— BEGIN Data listing —
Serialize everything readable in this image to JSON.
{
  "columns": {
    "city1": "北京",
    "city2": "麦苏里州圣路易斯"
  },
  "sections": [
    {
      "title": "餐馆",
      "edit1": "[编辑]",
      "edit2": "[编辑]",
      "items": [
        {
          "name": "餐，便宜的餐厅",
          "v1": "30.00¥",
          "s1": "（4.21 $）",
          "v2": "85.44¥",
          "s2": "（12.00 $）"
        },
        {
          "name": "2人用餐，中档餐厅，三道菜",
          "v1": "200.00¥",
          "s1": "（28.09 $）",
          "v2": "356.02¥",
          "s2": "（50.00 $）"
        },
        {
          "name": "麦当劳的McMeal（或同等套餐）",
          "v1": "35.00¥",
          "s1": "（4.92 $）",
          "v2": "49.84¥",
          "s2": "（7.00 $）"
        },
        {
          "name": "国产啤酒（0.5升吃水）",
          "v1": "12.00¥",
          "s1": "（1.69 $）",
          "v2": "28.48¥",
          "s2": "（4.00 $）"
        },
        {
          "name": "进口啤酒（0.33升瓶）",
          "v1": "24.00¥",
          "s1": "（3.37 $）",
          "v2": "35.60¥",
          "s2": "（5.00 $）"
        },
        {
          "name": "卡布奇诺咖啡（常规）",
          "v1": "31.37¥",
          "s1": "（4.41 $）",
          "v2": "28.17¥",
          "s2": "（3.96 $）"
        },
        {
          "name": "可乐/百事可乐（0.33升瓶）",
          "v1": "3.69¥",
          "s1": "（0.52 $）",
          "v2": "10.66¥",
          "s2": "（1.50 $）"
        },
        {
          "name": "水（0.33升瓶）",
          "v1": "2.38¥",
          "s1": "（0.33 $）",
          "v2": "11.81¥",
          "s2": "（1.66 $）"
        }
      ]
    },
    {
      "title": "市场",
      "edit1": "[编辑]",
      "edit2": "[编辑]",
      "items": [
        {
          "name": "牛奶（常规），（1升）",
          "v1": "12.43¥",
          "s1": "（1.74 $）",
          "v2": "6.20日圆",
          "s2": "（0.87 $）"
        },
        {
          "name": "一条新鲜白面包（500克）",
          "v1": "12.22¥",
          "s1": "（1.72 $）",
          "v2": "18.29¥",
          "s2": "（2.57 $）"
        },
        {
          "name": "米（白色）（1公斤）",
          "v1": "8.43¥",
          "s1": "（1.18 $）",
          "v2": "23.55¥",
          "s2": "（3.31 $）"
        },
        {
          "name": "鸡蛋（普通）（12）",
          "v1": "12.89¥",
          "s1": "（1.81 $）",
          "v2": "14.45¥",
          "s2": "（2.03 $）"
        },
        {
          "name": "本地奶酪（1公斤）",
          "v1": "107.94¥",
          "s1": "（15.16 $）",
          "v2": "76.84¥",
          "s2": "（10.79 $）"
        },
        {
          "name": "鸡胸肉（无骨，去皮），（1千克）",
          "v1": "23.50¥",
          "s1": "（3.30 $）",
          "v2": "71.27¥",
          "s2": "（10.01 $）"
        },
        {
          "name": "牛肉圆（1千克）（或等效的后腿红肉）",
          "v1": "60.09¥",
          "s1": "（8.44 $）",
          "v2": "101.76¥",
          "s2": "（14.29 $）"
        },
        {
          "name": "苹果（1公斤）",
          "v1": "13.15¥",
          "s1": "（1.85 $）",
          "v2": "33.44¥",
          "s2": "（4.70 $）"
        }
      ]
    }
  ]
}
— END Data listing —
Every entry needs to be retyped exactly.

• _Finished answer_:
Serialize everything readable in this image to JSON.
{
  "columns": {
    "city1": "北京",
    "city2": "麦苏里州圣路易斯"
  },
  "sections": [
    {
      "title": "餐馆",
      "edit1": "[编辑]",
      "edit2": "[编辑]",
      "items": [
        {
          "name": "餐，便宜的餐厅",
          "v1": "30.00¥",
          "s1": "（4.21 $）",
          "v2": "85.44¥",
          "s2": "（12.00 $）"
        },
        {
          "name": "2人用餐，中档餐厅，三道菜",
          "v1": "200.00¥",
          "s1": "（28.09 $）",
          "v2": "356.02¥",
          "s2": "（50.00 $）"
        },
        {
          "name": "麦当劳的McMeal（或同等套餐）",
          "v1": "35.00¥",
          "s1": "（4.92 $）",
          "v2": "49.84¥",
          "s2": "（7.00 $）"
        },
        {
          "name": "国产啤酒（0.5升吃水）",
          "v1": "12.00¥",
          "s1": "（1.69 $）",
          "v2": "28.48¥",
          "s2": "（4.00 $）"
        },
        {
          "name": "进口啤酒（0.33升瓶）",
          "v1": "24.00¥",
          "s1": "（3.37 $）",
          "v2": "35.60¥",
          "s2": "（5.00 $）"
        },
        {
          "name": "卡布奇诺咖啡（常规）",
          "v1": "31.37¥",
          "s1": "（4.41 $）",
          "v2": "28.17¥",
          "s2": "（3.96 $）"
        },
        {
          "name": "可乐/百事可乐（0.33升瓶）",
          "v1": "3.69¥",
          "s1": "（0.52 $）",
          "v2": "10.66¥",
          "s2": "（1.50 $）"
        },
        {
          "name": "水（0.33升瓶）",
          "v1": "2.38¥",
          "s1": "（0.33 $）",
          "v2": "11.81¥",
          "s2": "（1.66 $）"
        }
      ]
    },
    {
      "title": "市场",
      "edit1": "[编辑]",
      "edit2": "[编辑]",
      "items": [
        {
          "name": "牛奶（常规），（1升）",
          "v1": "12.43¥",
          "s1": "（1.74 $）",
          "v2": "6.20日圆",
          "s2": "（0.87 $）"
        },
        {
          "name": "一条新鲜白面包（500克）",
          "v1": "12.22¥",
          "s1": "（1.72 $）",
          "v2": "18.29¥",
          "s2": "（2.57 $）"
        },
        {
          "name": "米（白色）（1公斤）",
          "v1": "8.43¥",
          "s1": "（1.18 $）",
          "v2": "23.55¥",
          "s2": "（3.31 $）"
        },
        {
          "name": "鸡蛋（普通）（12）",
          "v1": "12.89¥",
          "s1": "（1.81 $）",
          "v2": "14.45¥",
          "s2": "（2.03 $）"
        },
        {
          "name": "本地奶酪（1公斤）",
          "v1": "107.94¥",
          "s1": "（15.16 $）",
          "v2": "76.84¥",
          "s2": "（10.79 $）"
        },
        {
          "name": "鸡胸肉（无骨，去皮），（1千克）",
          "v1": "23.50¥",
          "s1": "（3.30 $）",
          "v2": "71.27¥",
          "s2": "（10.01 $）"
        },
        {
          "name": "牛肉圆（1千克）（或等效的后腿红肉）",
          "v1": "60.09¥",
          "s1": "（8.44 $）",
          "v2": "101.76¥",
          "s2": "（14.29 $）"
        },
        {
          "name": "苹果（1公斤）",
          "v1": "13.15¥",
          "s1": "（1.85 $）",
          "v2": "33.44¥",
          "s2": "（4.70 $）"
        }
      ]
    }
  ]
}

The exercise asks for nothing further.